> Written exercise
Transcribe all of the records precisely as they are presented.
-- begin Records for this exercise --
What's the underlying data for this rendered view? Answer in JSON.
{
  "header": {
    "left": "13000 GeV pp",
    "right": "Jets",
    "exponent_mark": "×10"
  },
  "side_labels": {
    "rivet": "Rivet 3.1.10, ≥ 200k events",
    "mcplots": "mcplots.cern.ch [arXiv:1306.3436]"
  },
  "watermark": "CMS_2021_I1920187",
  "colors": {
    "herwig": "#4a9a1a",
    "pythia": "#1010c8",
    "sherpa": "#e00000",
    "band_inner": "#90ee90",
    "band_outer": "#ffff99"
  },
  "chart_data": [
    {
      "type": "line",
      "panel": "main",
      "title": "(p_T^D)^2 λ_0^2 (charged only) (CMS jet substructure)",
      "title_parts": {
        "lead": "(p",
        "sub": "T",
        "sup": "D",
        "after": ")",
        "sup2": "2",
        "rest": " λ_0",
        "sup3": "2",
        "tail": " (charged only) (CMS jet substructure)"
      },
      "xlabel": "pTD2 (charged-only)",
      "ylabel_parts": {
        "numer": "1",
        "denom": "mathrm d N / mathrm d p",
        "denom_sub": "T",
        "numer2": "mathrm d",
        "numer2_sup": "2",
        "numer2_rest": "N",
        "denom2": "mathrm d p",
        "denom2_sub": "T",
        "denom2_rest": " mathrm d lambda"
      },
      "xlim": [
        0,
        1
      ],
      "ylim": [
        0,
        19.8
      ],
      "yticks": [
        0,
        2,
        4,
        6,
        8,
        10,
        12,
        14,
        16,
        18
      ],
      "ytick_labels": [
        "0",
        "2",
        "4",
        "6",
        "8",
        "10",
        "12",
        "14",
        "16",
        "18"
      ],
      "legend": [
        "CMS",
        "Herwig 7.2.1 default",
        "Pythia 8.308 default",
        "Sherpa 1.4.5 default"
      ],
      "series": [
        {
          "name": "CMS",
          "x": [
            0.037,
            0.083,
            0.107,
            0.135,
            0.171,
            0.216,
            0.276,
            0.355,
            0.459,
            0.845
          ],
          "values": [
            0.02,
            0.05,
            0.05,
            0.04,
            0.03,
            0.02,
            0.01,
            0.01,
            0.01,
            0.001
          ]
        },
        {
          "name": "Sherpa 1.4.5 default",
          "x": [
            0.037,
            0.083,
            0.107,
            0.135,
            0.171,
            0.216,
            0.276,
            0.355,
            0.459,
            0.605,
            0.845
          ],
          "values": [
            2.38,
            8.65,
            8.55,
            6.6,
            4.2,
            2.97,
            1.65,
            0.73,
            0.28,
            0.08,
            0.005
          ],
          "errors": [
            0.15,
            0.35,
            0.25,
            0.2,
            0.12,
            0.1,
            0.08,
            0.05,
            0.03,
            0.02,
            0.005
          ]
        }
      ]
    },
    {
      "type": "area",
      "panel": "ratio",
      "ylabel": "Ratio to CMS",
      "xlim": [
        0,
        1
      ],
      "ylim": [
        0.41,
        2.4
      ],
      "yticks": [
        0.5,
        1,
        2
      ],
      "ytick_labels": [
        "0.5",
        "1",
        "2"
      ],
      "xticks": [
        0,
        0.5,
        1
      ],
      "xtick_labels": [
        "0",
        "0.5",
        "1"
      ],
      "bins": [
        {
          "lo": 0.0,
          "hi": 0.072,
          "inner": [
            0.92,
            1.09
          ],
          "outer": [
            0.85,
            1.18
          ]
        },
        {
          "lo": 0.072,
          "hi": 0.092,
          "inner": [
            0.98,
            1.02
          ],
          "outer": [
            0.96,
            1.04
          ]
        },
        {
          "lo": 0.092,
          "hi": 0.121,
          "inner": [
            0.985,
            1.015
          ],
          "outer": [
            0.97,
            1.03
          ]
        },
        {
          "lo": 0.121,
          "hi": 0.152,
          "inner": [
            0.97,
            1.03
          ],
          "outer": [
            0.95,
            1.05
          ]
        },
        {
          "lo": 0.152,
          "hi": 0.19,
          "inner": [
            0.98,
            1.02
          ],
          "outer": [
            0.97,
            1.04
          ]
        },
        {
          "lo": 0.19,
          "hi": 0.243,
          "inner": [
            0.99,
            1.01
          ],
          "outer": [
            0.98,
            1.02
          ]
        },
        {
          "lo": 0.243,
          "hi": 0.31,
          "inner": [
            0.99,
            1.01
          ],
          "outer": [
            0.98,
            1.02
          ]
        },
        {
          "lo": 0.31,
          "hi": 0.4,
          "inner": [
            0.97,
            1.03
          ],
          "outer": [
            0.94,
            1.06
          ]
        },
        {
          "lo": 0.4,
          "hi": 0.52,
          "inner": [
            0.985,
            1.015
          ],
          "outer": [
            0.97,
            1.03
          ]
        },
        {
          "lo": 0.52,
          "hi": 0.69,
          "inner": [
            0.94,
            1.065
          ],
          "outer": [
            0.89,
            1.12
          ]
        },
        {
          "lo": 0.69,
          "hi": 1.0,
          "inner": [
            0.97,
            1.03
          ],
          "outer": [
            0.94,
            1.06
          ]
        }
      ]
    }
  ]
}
-- end Records for this exercise --
> Answer to this problem
What's the underlying data for this rendered view? Answer in JSON.
{
  "header": {
    "left": "13000 GeV pp",
    "right": "Jets",
    "exponent_mark": "×10"
  },
  "side_labels": {
    "rivet": "Rivet 3.1.10, ≥ 200k events",
    "mcplots": "mcplots.cern.ch [arXiv:1306.3436]"
  },
  "watermark": "CMS_2021_I1920187",
  "colors": {
    "herwig": "#4a9a1a",
    "pythia": "#1010c8",
    "sherpa": "#e00000",
    "band_inner": "#90ee90",
    "band_outer": "#ffff99"
  },
  "chart_data": [
    {
      "type": "line",
      "panel": "main",
      "title": "(p_T^D)^2 λ_0^2 (charged only) (CMS jet substructure)",
      "title_parts": {
        "lead": "(p",
        "sub": "T",
        "sup": "D",
        "after": ")",
        "sup2": "2",
        "rest": " λ_0",
        "sup3": "2",
        "tail": " (charged only) (CMS jet substructure)"
      },
      "xlabel": "pTD2 (charged-only)",
      "ylabel_parts": {
        "numer": "1",
        "denom": "mathrm d N / mathrm d p",
        "denom_sub": "T",
        "numer2": "mathrm d",
        "numer2_sup": "2",
        "numer2_rest": "N",
        "denom2": "mathrm d p",
        "denom2_sub": "T",
        "denom2_rest": " mathrm d lambda"
      },
      "xlim": [
        0,
        1
      ],
      "ylim": [
        0,
        19.8
      ],
      "yticks": [
        0,
        2,
        4,
        6,
        8,
        10,
        12,
        14,
        16,
        18
      ],
      "ytick_labels": [
        "0",
        "2",
        "4",
        "6",
        "8",
        "10",
        "12",
        "14",
        "16",
        "18"
      ],
      "legend": [
        "CMS",
        "Herwig 7.2.1 default",
        "Pythia 8.308 default",
        "Sherpa 1.4.5 default"
      ],
      "series": [
        {
          "name": "CMS",
          "x": [
            0.037,
            0.083,
            0.107,
            0.135,
            0.171,
            0.216,
            0.276,
            0.355,
            0.459,
            0.845
          ],
          "values": [
            0.02,
            0.05,
            0.05,
            0.04,
            0.03,
            0.02,
            0.01,
            0.01,
            0.01,
            0.001
          ]
        },
        {
          "name": "Sherpa 1.4.5 default",
          "x": [
            0.037,
            0.083,
            0.107,
            0.135,
            0.171,
            0.216,
            0.276,
            0.355,
            0.459,
            0.605,
            0.845
          ],
          "values": [
            2.38,
            8.65,
            8.55,
            6.6,
            4.2,
            2.97,
            1.65,
            0.73,
            0.28,
            0.08,
            0.005
          ],
          "errors": [
            0.15,
            0.35,
            0.25,
            0.2,
            0.12,
            0.1,
            0.08,
            0.05,
            0.03,
            0.02,
            0.005
          ]
        }
      ]
    },
    {
      "type": "area",
      "panel": "ratio",
      "ylabel": "Ratio to CMS",
      "xlim": [
        0,
        1
      ],
      "ylim": [
        0.41,
        2.4
      ],
      "yticks": [
        0.5,
        1,
        2
      ],
      "ytick_labels": [
        "0.5",
        "1",
        "2"
      ],
      "xticks": [
        0,
        0.5,
        1
      ],
      "xtick_labels": [
        "0",
        "0.5",
        "1"
      ],
      "bins": [
        {
          "lo": 0.0,
          "hi": 0.072,
          "inner": [
            0.92,
            1.09
          ],
          "outer": [
            0.85,
            1.18
          ]
        },
        {
          "lo": 0.072,
          "hi": 0.092,
          "inner": [
            0.98,
            1.02
          ],
          "outer": [
            0.96,
            1.04
          ]
        },
        {
          "lo": 0.092,
          "hi": 0.121,
          "inner": [
            0.985,
            1.015
          ],
          "outer": [
            0.97,
            1.03
          ]
        },
        {
          "lo": 0.121,
          "hi": 0.152,
          "inner": [
            0.97,
            1.03
          ],
          "outer": [
            0.95,
            1.05
          ]
        },
        {
          "lo": 0.152,
          "hi": 0.19,
          "inner": [
            0.98,
            1.02
          ],
          "outer": [
            0.97,
            1.04
          ]
        },
        {
          "lo": 0.19,
          "hi": 0.243,
          "inner": [
            0.99,
            1.01
          ],
          "outer": [
            0.98,
            1.02
          ]
        },
        {
          "lo": 0.243,
          "hi": 0.31,
          "inner": [
            0.99,
            1.01
          ],
          "outer": [
            0.98,
            1.02
          ]
        },
        {
          "lo": 0.31,
          "hi": 0.4,
          "inner": [
            0.97,
            1.03
          ],
          "outer": [
            0.94,
            1.06
          ]
        },
        {
          "lo": 0.4,
          "hi": 0.52,
          "inner": [
            0.985,
            1.015
          ],
          "outer": [
            0.97,
            1.03
          ]
        },
        {
          "lo": 0.52,
          "hi": 0.69,
          "inner": [
            0.94,
            1.065
          ],
          "outer": [
            0.89,
            1.12
          ]
        },
        {
          "lo": 0.69,
          "hi": 1.0,
          "inner": [
            0.97,
            1.03
          ],
          "outer": [
            0.94,
            1.06
          ]
        }
      ]
    }
  ]
}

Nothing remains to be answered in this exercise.